───── DATA SHOWN ─────

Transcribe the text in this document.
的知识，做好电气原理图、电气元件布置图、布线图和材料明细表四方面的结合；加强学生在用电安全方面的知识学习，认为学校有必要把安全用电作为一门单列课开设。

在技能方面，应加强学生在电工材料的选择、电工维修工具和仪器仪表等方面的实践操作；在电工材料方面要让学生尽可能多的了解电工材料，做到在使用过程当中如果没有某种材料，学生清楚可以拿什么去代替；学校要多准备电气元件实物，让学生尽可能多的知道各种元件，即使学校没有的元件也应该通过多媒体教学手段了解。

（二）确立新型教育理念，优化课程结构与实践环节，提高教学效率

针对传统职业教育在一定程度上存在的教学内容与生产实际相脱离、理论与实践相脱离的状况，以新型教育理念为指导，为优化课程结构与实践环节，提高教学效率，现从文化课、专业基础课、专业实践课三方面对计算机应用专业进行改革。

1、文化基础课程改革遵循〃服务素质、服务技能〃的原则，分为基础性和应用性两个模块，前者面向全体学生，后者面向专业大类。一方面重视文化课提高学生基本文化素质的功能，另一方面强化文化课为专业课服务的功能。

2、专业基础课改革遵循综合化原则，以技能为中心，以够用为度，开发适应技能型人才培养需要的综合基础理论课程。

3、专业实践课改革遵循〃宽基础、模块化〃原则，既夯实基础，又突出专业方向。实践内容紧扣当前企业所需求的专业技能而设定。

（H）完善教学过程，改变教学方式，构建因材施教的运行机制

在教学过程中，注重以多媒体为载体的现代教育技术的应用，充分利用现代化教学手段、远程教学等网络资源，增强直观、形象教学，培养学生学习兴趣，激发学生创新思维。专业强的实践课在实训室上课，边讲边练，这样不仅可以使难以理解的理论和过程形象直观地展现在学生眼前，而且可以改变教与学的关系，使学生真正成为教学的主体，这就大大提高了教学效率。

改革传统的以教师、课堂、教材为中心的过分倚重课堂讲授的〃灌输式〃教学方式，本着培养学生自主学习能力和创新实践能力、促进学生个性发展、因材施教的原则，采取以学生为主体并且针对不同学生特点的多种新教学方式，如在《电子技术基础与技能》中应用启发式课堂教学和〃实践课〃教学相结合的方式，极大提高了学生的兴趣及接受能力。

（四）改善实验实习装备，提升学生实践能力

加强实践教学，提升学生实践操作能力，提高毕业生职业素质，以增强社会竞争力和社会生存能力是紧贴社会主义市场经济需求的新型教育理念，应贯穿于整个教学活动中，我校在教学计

─────

▶ THE TASK
Quote each line of the data above exactly as written.

▶ WRITTEN SOLUTION
Transcribe the text in this document.
的知识，做好电气原理图、电气元件布置图、布线图和材料明细表四方面的结合；加强学生在用电安全方面的知识学习，认为学校有必要把安全用电作为一门单列课开设。

在技能方面，应加强学生在电工材料的选择、电工维修工具和仪器仪表等方面的实践操作；在电工材料方面要让学生尽可能多的了解电工材料，做到在使用过程当中如果没有某种材料，学生清楚可以拿什么去代替；学校要多准备电气元件实物，让学生尽可能多的知道各种元件，即使学校没有的元件也应该通过多媒体教学手段了解。

（二）确立新型教育理念，优化课程结构与实践环节，提高教学效率

针对传统职业教育在一定程度上存在的教学内容与生产实际相脱离、理论与实践相脱离的状况，以新型教育理念为指导，为优化课程结构与实践环节，提高教学效率，现从文化课、专业基础课、专业实践课三方面对计算机应用专业进行改革。

1、文化基础课程改革遵循〃服务素质、服务技能〃的原则，分为基础性和应用性两个模块，前者面向全体学生，后者面向专业大类。一方面重视文化课提高学生基本文化素质的功能，另一方面强化文化课为专业课服务的功能。

2、专业基础课改革遵循综合化原则，以技能为中心，以够用为度，开发适应技能型人才培养需要的综合基础理论课程。

3、专业实践课改革遵循〃宽基础、模块化〃原则，既夯实基础，又突出专业方向。实践内容紧扣当前企业所需求的专业技能而设定。

（H）完善教学过程，改变教学方式，构建因材施教的运行机制

在教学过程中，注重以多媒体为载体的现代教育技术的应用，充分利用现代化教学手段、远程教学等网络资源，增强直观、形象教学，培养学生学习兴趣，激发学生创新思维。专业强的实践课在实训室上课，边讲边练，这样不仅可以使难以理解的理论和过程形象直观地展现在学生眼前，而且可以改变教与学的关系，使学生真正成为教学的主体，这就大大提高了教学效率。

改革传统的以教师、课堂、教材为中心的过分倚重课堂讲授的〃灌输式〃教学方式，本着培养学生自主学习能力和创新实践能力、促进学生个性发展、因材施教的原则，采取以学生为主体并且针对不同学生特点的多种新教学方式，如在《电子技术基础与技能》中应用启发式课堂教学和〃实践课〃教学相结合的方式，极大提高了学生的兴趣及接受能力。

（四）改善实验实习装备，提升学生实践能力

加强实践教学，提升学生实践操作能力，提高毕业生职业素质，以增强社会竞争力和社会生存能力是紧贴社会主义市场经济需求的新型教育理念，应贯穿于整个教学活动中，我校在教学计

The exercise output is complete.